── EXTRACTED RECORDS ──

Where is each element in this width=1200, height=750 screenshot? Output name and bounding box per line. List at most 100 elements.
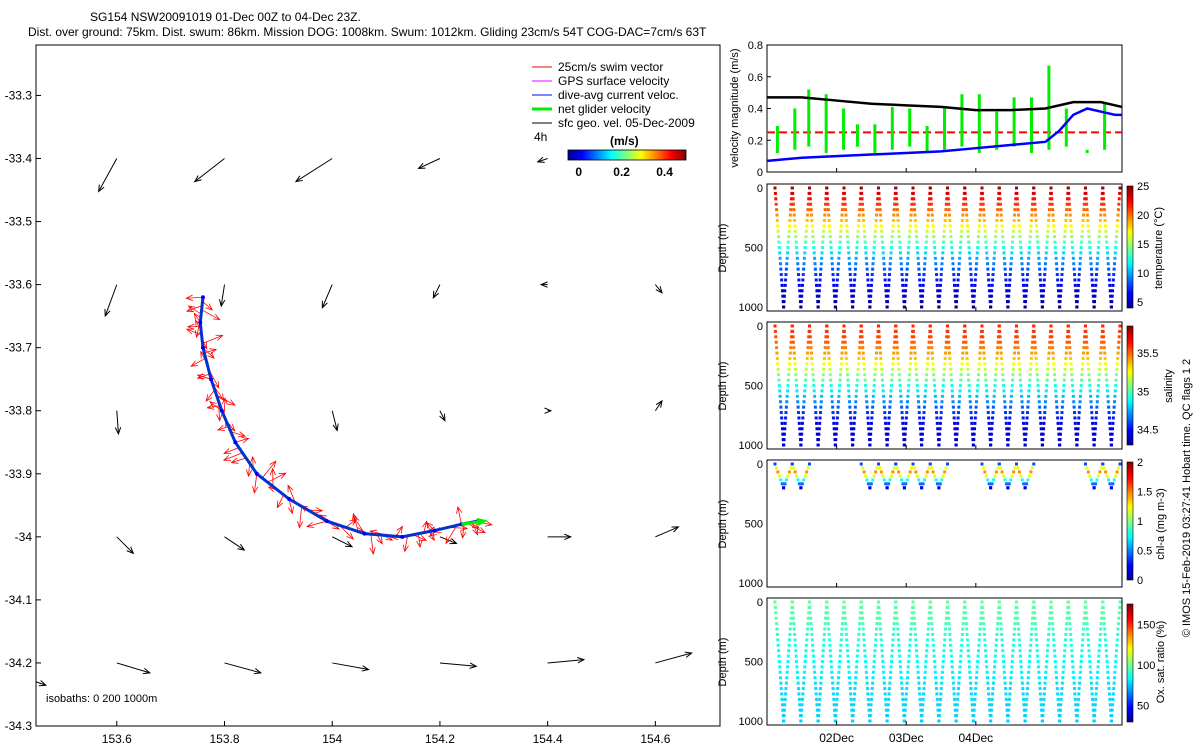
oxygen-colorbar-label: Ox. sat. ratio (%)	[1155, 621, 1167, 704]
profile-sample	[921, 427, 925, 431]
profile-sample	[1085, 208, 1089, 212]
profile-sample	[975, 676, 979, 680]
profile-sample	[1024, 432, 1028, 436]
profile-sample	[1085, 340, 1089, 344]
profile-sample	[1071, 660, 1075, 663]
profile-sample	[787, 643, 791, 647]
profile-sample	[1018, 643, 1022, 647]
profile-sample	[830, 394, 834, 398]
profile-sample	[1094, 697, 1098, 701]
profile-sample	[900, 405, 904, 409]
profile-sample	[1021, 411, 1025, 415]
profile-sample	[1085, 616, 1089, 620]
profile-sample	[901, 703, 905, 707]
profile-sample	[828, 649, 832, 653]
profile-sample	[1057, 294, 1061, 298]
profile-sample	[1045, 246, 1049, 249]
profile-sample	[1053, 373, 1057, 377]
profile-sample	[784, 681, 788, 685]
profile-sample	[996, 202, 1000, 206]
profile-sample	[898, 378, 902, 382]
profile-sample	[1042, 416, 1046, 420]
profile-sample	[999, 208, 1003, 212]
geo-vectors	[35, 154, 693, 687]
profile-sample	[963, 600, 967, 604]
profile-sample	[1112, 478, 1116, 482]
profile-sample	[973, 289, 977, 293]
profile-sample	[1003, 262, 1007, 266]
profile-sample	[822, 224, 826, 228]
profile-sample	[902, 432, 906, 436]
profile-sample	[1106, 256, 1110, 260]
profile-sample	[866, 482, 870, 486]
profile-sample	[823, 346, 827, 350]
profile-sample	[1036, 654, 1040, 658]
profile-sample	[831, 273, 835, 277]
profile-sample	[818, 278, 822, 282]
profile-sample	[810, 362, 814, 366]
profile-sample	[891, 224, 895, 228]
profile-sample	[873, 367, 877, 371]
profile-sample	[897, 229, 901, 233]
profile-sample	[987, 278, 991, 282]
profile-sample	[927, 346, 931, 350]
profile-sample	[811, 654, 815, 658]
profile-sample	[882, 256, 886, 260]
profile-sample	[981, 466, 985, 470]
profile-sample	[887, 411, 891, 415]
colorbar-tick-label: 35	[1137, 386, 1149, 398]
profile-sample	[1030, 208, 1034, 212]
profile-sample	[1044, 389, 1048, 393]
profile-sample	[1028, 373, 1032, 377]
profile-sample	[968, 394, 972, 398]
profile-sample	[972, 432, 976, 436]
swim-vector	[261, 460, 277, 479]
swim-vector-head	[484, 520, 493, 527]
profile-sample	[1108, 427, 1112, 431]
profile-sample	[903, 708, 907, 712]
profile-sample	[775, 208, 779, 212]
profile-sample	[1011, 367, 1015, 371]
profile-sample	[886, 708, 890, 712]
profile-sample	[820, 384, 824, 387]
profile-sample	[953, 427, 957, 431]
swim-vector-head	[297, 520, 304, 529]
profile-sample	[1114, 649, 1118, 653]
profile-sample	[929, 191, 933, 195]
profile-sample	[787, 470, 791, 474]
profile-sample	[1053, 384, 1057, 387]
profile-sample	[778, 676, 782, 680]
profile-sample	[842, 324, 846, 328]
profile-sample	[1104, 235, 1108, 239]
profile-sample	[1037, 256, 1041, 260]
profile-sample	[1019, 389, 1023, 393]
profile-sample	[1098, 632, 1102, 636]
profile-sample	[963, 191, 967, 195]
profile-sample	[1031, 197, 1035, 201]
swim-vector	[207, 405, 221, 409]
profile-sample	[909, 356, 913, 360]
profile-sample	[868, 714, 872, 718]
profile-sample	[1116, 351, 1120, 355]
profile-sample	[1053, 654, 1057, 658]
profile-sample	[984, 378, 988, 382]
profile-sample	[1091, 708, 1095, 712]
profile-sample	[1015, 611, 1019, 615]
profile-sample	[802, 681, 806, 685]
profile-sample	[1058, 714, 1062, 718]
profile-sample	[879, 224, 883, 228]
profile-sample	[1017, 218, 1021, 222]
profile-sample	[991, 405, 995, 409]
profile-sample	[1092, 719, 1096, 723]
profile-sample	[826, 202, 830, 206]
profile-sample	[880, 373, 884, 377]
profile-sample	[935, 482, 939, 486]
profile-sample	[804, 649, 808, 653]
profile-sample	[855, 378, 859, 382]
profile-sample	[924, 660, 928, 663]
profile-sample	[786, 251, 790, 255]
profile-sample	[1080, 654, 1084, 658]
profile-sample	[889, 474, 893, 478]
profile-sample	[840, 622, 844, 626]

───

EXERCISE OBJECTIVE: Can you give again the records from the line containing "oxygen-colorbar-label: Ox. sat." through the line containing "411, 1025, 415]", with "profile-sample" changed to "profile-point" and nothing else altered?

RESULT FOR THIS EXERCISE:
oxygen-colorbar-label: Ox. sat. ratio (%)	[1155, 621, 1167, 704]
profile-point	[921, 427, 925, 431]
profile-point	[1085, 208, 1089, 212]
profile-point	[975, 676, 979, 680]
profile-point	[1024, 432, 1028, 436]
profile-point	[1085, 340, 1089, 344]
profile-point	[1071, 660, 1075, 663]
profile-point	[787, 643, 791, 647]
profile-point	[1018, 643, 1022, 647]
profile-point	[830, 394, 834, 398]
profile-point	[1094, 697, 1098, 701]
profile-point	[900, 405, 904, 409]
profile-point	[1021, 411, 1025, 415]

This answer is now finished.